**PROBLEM STATEMENT:** Restate the listing that follows word for word, without its pictures.

········

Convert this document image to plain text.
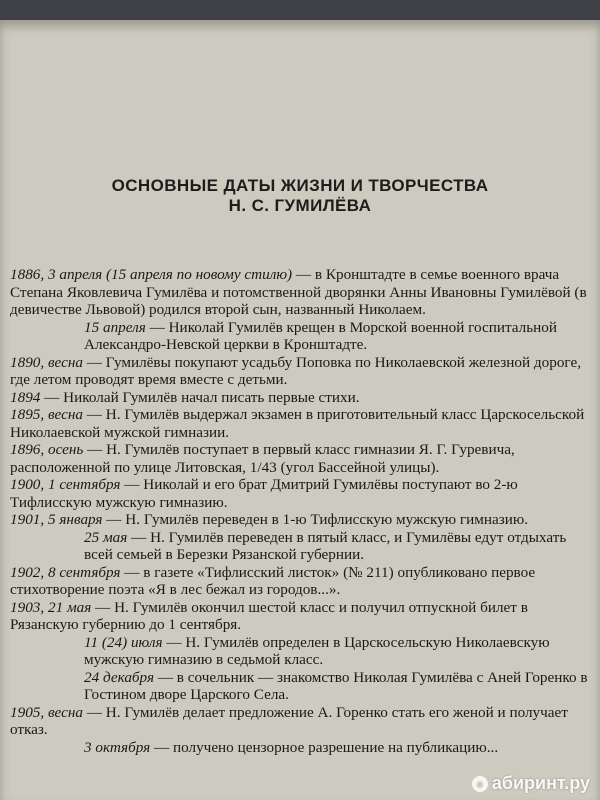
ОСНОВНЫЕ ДАТЫ ЖИЗНИ И ТВОРЧЕСТВА
Н. С. ГУМИЛЁВА

1886, 3 апреля (15 апреля по новому стилю) — в Кронштадте в семье военного врача Степана Яковлевича Гумилёва и потомственной дворянки Анны Ивановны Гумилёвой (в девичестве Львовой) родился второй сын, названный Николаем.

15 апреля — Николай Гумилёв крещен в Морской военной госпитальной Александро-Невской церкви в Кронштадте.

1890, весна — Гумилёвы покупают усадьбу Поповка по Николаевской железной дороге, где летом проводят время вместе с детьми.

1894 — Николай Гумилёв начал писать первые стихи.

1895, весна — Н. Гумилёв выдержал экзамен в приготовительный класс Царскосельской Николаевской мужской гимназии.

1896, осень — Н. Гумилёв поступает в первый класс гимназии Я. Г. Гуревича, расположенной по улице Литовская, 1/43 (угол Бассейной улицы).

1900, 1 сентября — Николай и его брат Дмитрий Гумилёвы поступают во 2-ю Тифлисскую мужскую гимназию.

1901, 5 января — Н. Гумилёв переведен в 1-ю Тифлисскую мужскую гимназию.

25 мая — Н. Гумилёв переведен в пятый класс, и Гумилёвы едут отдыхать всей семьей в Березки Рязанской губернии.

1902, 8 сентября — в газете «Тифлисский листок» (№ 211) опубликовано первое стихотворение поэта «Я в лес бежал из городов...».

1903, 21 мая — Н. Гумилёв окончил шестой класс и получил отпускной билет в Рязанскую губернию до 1 сентября.

11 (24) июля — Н. Гумилёв определен в Царскосельскую Николаевскую мужскую гимназию в седьмой класс.

24 декабря — в сочельник — знакомство Николая Гумилёва с Аней Горенко в Гостином дворе Царского Села.

1905, весна — Н. Гумилёв делает предложение А. Горенко стать его женой и получает отказ.

3 октября — получено цензорное разрешение на публикацию...

● абиринт.ру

········

**ANSWER FOR THE TASK:**
Convert this document image to plain text.
ОСНОВНЫЕ ДАТЫ ЖИЗНИ И ТВОРЧЕСТВА
Н. С. ГУМИЛЁВА

1886, 3 апреля (15 апреля по новому стилю) — в Кронштадте в семье военного врача Степана Яковлевича Гумилёва и потомственной дворянки Анны Ивановны Гумилёвой (в девичестве Львовой) родился второй сын, названный Николаем.

15 апреля — Николай Гумилёв крещен в Морской военной госпитальной Александро-Невской церкви в Кронштадте.

1890, весна — Гумилёвы покупают усадьбу Поповка по Николаевской железной дороге, где летом проводят время вместе с детьми.

1894 — Николай Гумилёв начал писать первые стихи.

1895, весна — Н. Гумилёв выдержал экзамен в приготовительный класс Царскосельской Николаевской мужской гимназии.

1896, осень — Н. Гумилёв поступает в первый класс гимназии Я. Г. Гуревича, расположенной по улице Литовская, 1/43 (угол Бассейной улицы).

1900, 1 сентября — Николай и его брат Дмитрий Гумилёвы поступают во 2-ю Тифлисскую мужскую гимназию.

1901, 5 января — Н. Гумилёв переведен в 1-ю Тифлисскую мужскую гимназию.

25 мая — Н. Гумилёв переведен в пятый класс, и Гумилёвы едут отдыхать всей семьей в Березки Рязанской губернии.

1902, 8 сентября — в газете «Тифлисский листок» (№ 211) опубликовано первое стихотворение поэта «Я в лес бежал из городов...».

1903, 21 мая — Н. Гумилёв окончил шестой класс и получил отпускной билет в Рязанскую губернию до 1 сентября.

11 (24) июля — Н. Гумилёв определен в Царскосельскую Николаевскую мужскую гимназию в седьмой класс.

24 декабря — в сочельник — знакомство Николая Гумилёва с Аней Горенко в Гостином дворе Царского Села.

1905, весна — Н. Гумилёв делает предложение А. Горенко стать его женой и получает отказ.

3 октября — получено цензорное разрешение на публикацию...

● абиринт.ру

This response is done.